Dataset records

+ + + +

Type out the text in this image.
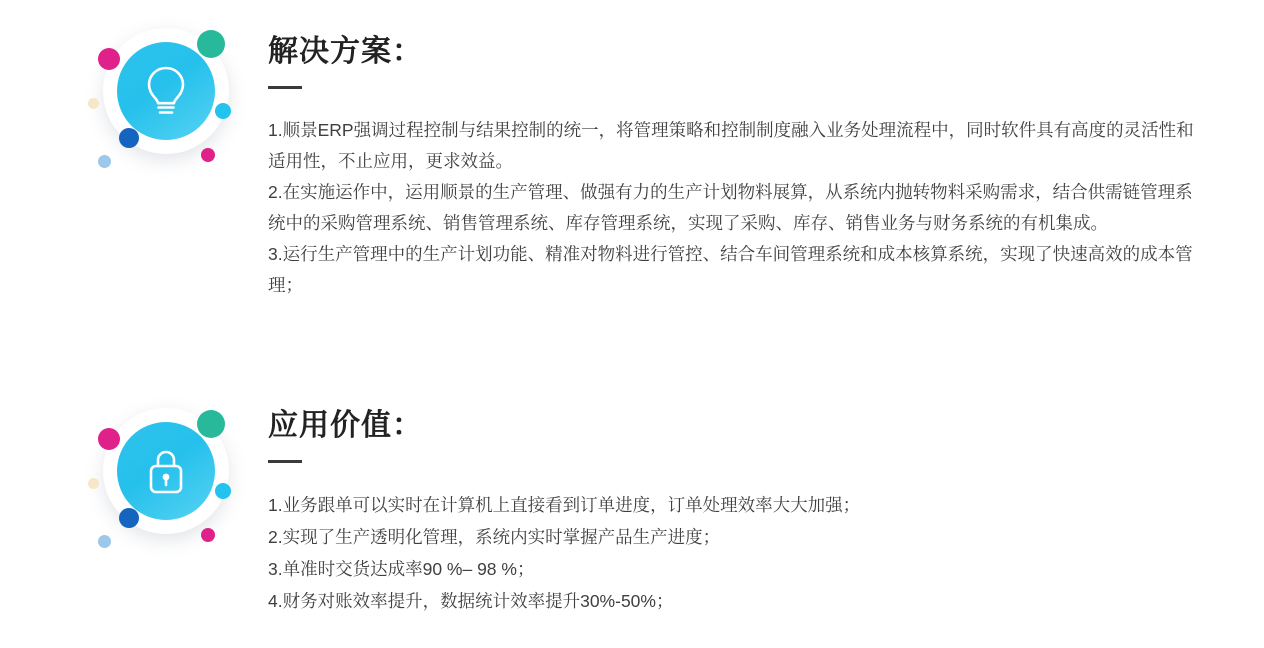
解决方案：

1.顺景ERP强调过程控制与结果控制的统一，将管理策略和控制制度融入业务处理流程中，同时软件具有高度的灵活性和适用性，不止应用，更求效益。

2.在实施运作中，运用顺景的生产管理、做强有力的生产计划物料展算，从系统内抛转物料采购需求，结合供需链管理系统中的采购管理系统、销售管理系统、库存管理系统，实现了采购、库存、销售业务与财务系统的有机集成。

3.运行生产管理中的生产计划功能、精准对物料进行管控、结合车间管理系统和成本核算系统，实现了快速高效的成本管理；

应用价值：

1.业务跟单可以实时在计算机上直接看到订单进度，订单处理效率大大加强；

2.实现了生产透明化管理，系统内实时掌握产品生产进度；

3.单准时交货达成率90 %– 98 %；

4.财务对账效率提升，数据统计效率提升30%-50%；
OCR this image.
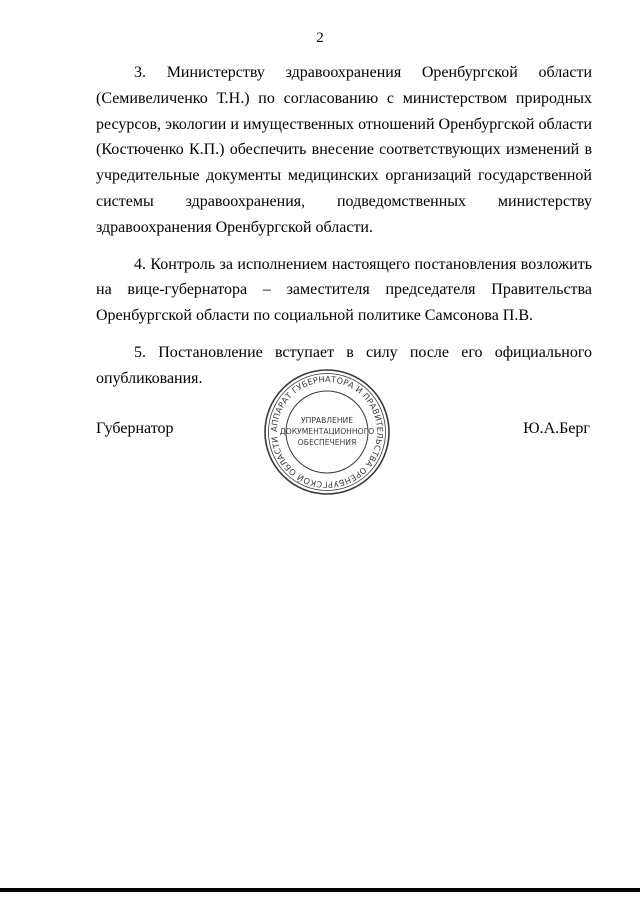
2

3. Министерству здравоохранения Оренбургской области (Семивеличенко Т.Н.) по согласованию с министерством природных ресурсов, экологии и имущественных отношений Оренбургской области (Костюченко К.П.) обеспечить внесение соответствующих изменений в учредительные документы медицинских организаций государственной системы здравоохранения, подведомственных министерству здравоохранения Оренбургской области.

4. Контроль за исполнением настоящего постановления возложить на вице-губернатора – заместителя председателя Правительства Оренбургской области по социальной политике Самсонова П.В.

5. Постановление вступает в силу после его официального опубликования.

АППАРАТ ГУБЕРНАТОРА И ПРАВИТЕЛЬСТВА ОРЕНБУРГСКОЙ ОБЛАСТИ
УПРАВЛЕНИЕ
ДОКУМЕНТАЦИОННОГО
ОБЕСПЕЧЕНИЯ
Губернатор	Ю.А.Берг
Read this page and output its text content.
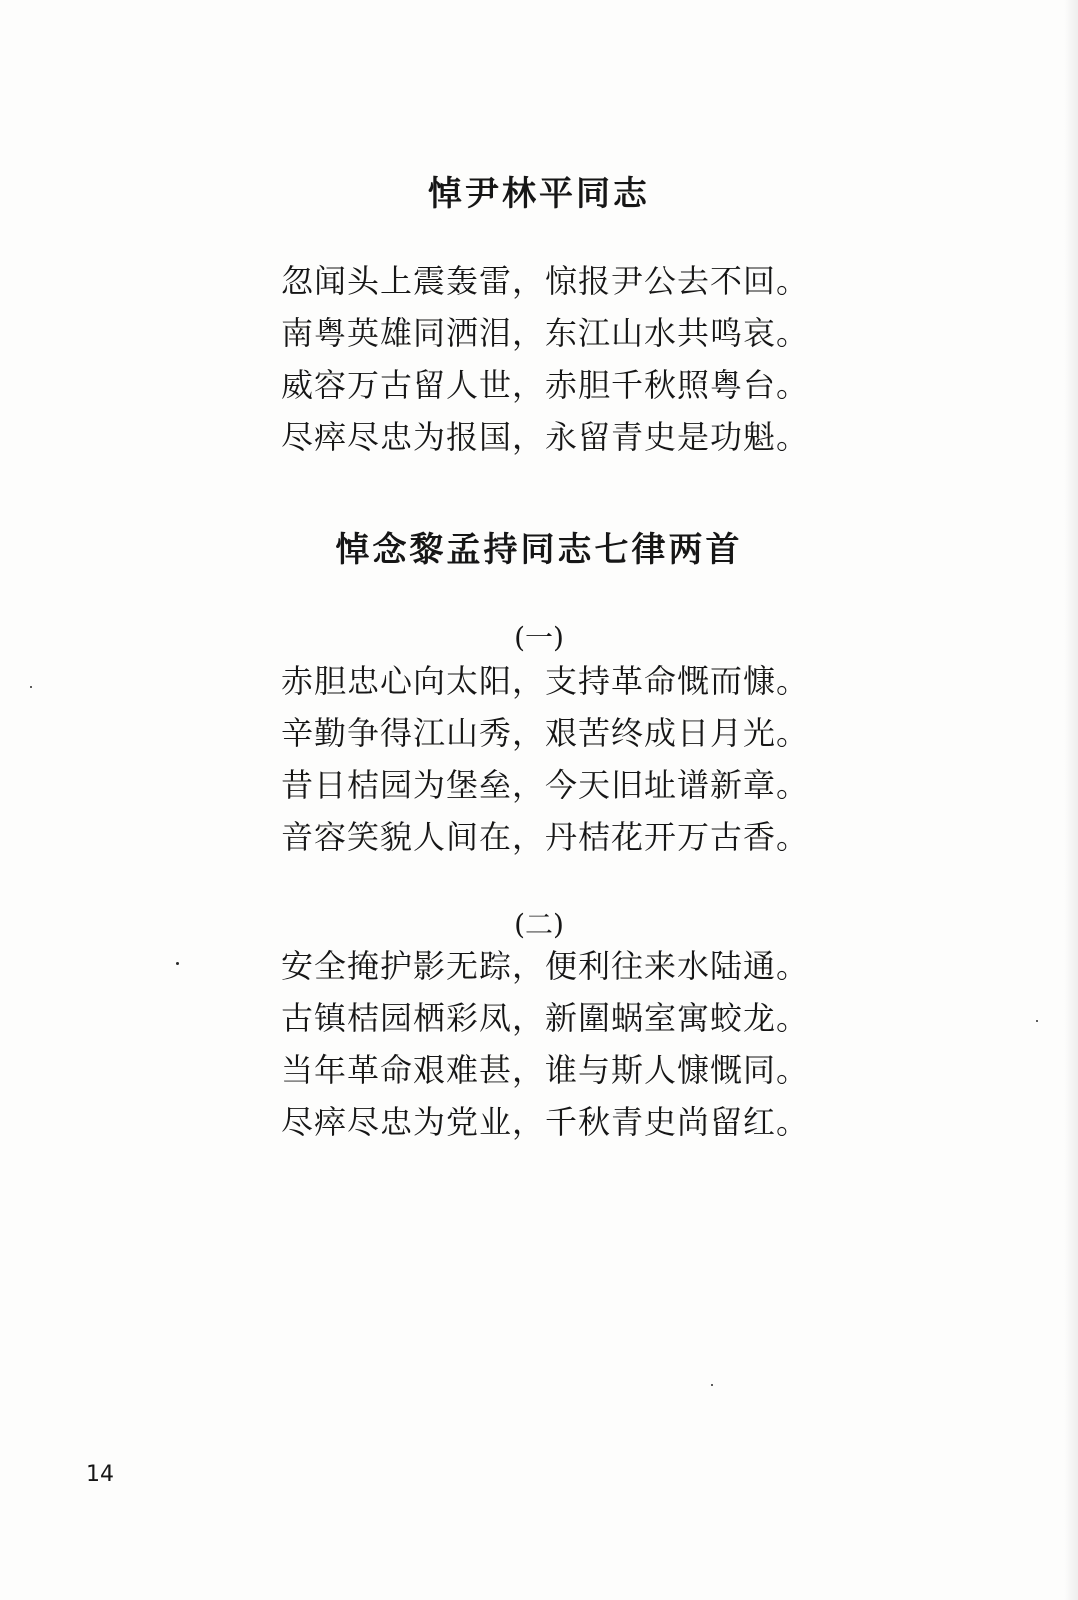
悼尹林平同志
忽闻头上震轰雷，惊报尹公去不回。
南粤英雄同洒泪，东江山水共鸣哀。
威容万古留人世，赤胆千秋照粤台。
尽瘁尽忠为报国，永留青史是功魁。
悼念黎孟持同志七律两首

(一)

赤胆忠心向太阳，支持革命慨而慷。
辛勤争得江山秀，艰苦终成日月光。
昔日桔园为堡垒，今天旧址谱新章。
音容笑貌人间在，丹桔花开万古香。

(二)

安全掩护影无踪，便利往来水陆通。
古镇桔园栖彩凤，新圍蜗室寓蛟龙。
当年革命艰难甚，谁与斯人慷慨同。
尽瘁尽忠为党业，千秋青史尚留红。

14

+ + + +

The lines to repeat start at the one holding "Read this page and output its text content." and run through the last line of the records above; write them out exactly, both ends included, but not the pictures.

§ Result for this exercise
Read this page and output its text content.
悼尹林平同志
忽闻头上震轰雷，惊报尹公去不回。
南粤英雄同洒泪，东江山水共鸣哀。
威容万古留人世，赤胆千秋照粤台。
尽瘁尽忠为报国，永留青史是功魁。
悼念黎孟持同志七律两首

(一)

赤胆忠心向太阳，支持革命慨而慷。
辛勤争得江山秀，艰苦终成日月光。
昔日桔园为堡垒，今天旧址谱新章。
音容笑貌人间在，丹桔花开万古香。

(二)

安全掩护影无踪，便利往来水陆通。
古镇桔园栖彩凤，新圍蜗室寓蛟龙。
当年革命艰难甚，谁与斯人慷慨同。
尽瘁尽忠为党业，千秋青史尚留红。

14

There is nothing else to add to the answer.